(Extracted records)
[Begin]
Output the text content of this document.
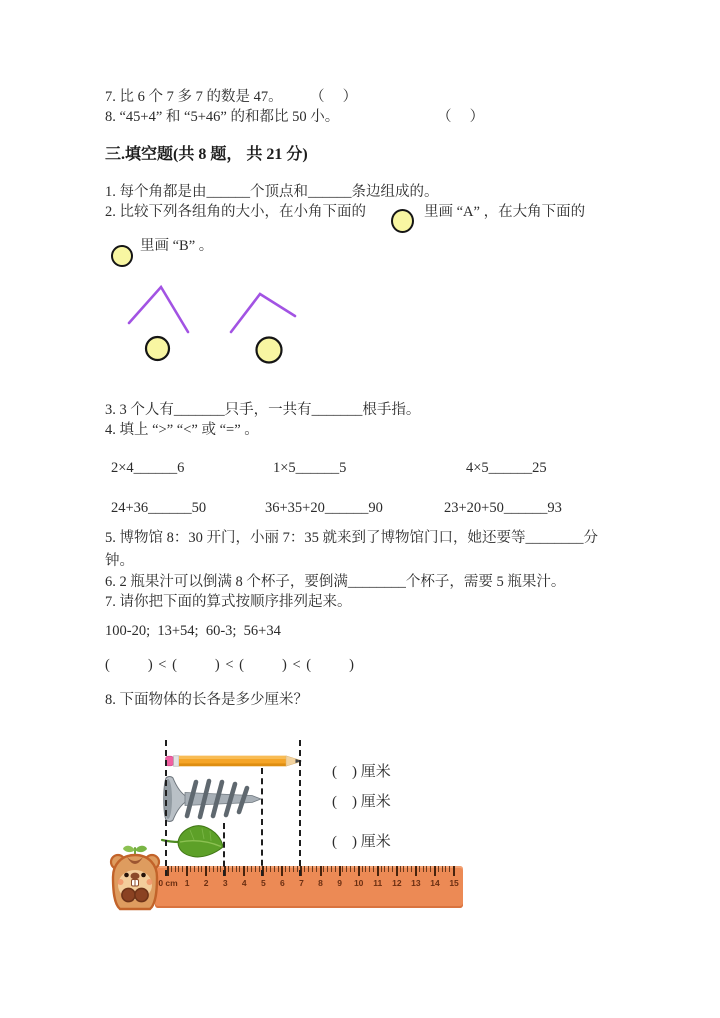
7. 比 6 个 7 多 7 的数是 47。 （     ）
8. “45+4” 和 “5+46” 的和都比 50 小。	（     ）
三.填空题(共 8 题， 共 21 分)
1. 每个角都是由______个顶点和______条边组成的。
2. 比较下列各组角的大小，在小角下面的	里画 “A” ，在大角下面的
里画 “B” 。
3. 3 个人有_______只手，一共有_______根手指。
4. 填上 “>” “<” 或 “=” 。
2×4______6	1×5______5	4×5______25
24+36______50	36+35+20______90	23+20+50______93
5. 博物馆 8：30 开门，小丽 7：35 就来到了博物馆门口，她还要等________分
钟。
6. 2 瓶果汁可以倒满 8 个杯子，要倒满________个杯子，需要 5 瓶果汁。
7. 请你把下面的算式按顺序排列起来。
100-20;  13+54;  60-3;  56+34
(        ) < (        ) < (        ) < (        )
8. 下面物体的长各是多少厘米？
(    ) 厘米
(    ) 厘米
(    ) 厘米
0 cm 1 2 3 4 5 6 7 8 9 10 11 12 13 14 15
[End]
[Begin]
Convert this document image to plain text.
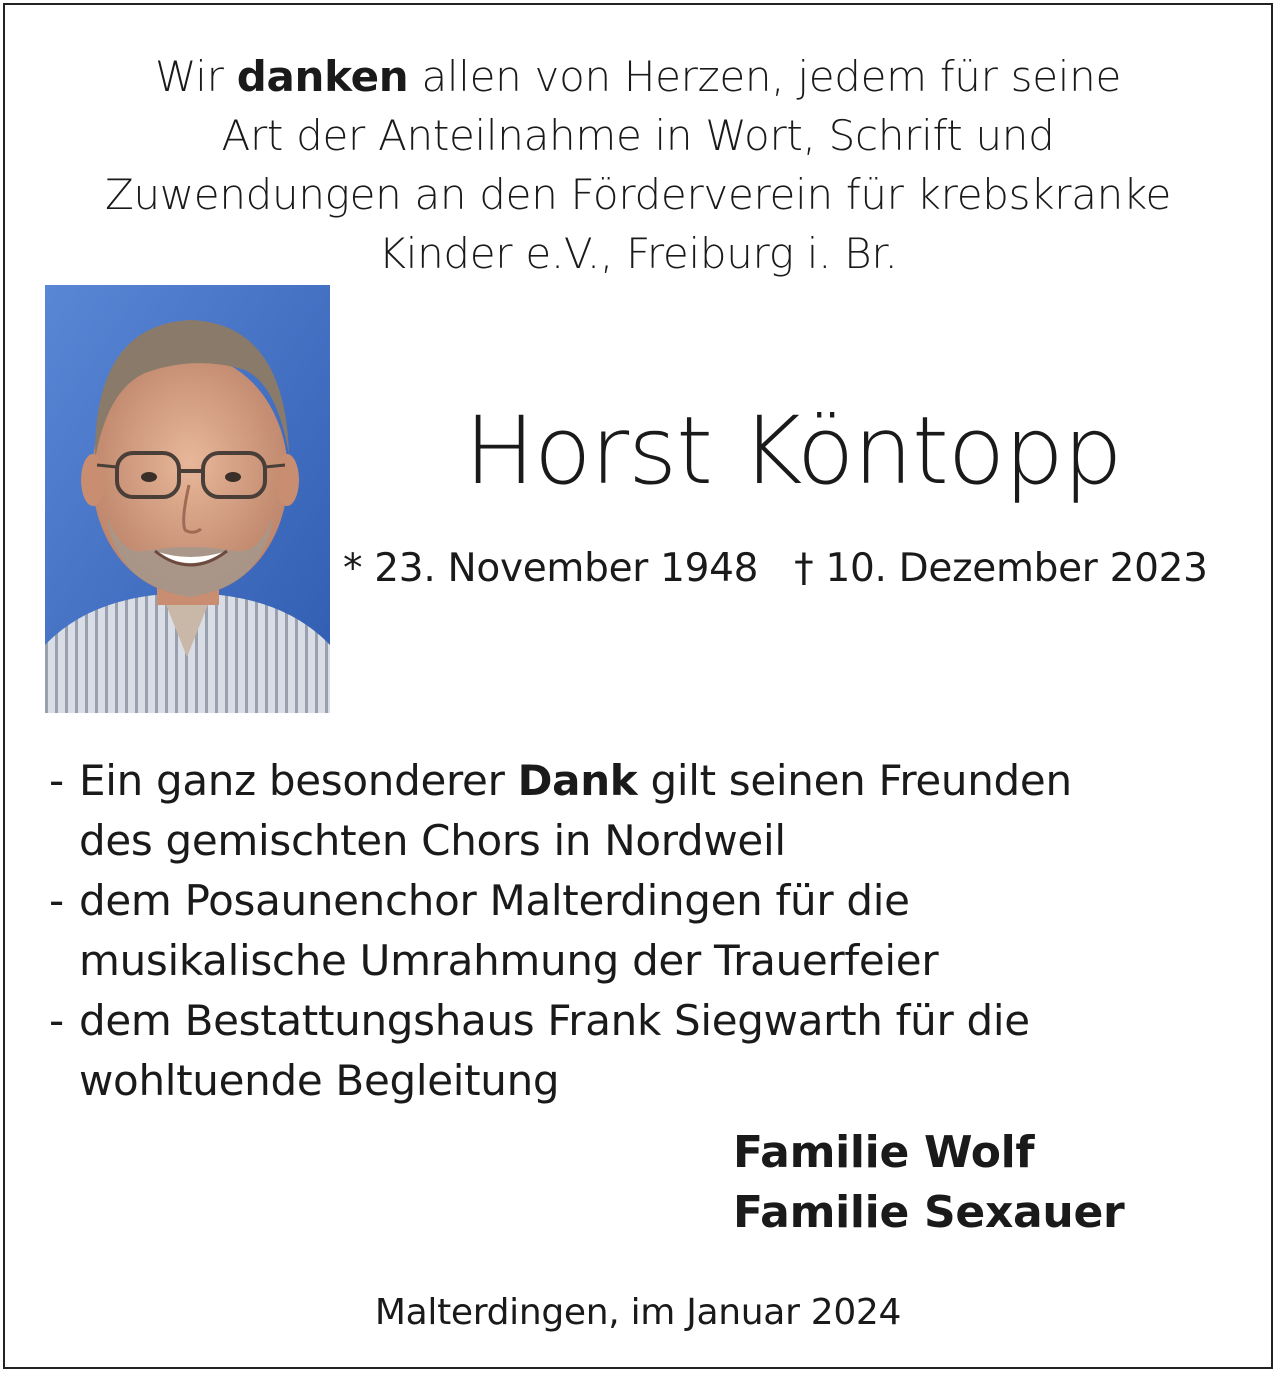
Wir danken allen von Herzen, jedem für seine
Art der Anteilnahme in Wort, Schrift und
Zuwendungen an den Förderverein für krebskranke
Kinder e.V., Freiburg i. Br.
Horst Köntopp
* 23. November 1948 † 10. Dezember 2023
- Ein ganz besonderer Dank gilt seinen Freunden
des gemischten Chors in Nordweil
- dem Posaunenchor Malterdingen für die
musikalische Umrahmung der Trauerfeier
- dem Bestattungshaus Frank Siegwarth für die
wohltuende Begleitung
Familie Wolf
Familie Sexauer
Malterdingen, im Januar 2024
[End]
◆ **Problem details**
Identify each line in the records above that contains the word "this", and copy it out in full.

◆ **Answer**
Output the text content of this document.
Convert this document image to plain text.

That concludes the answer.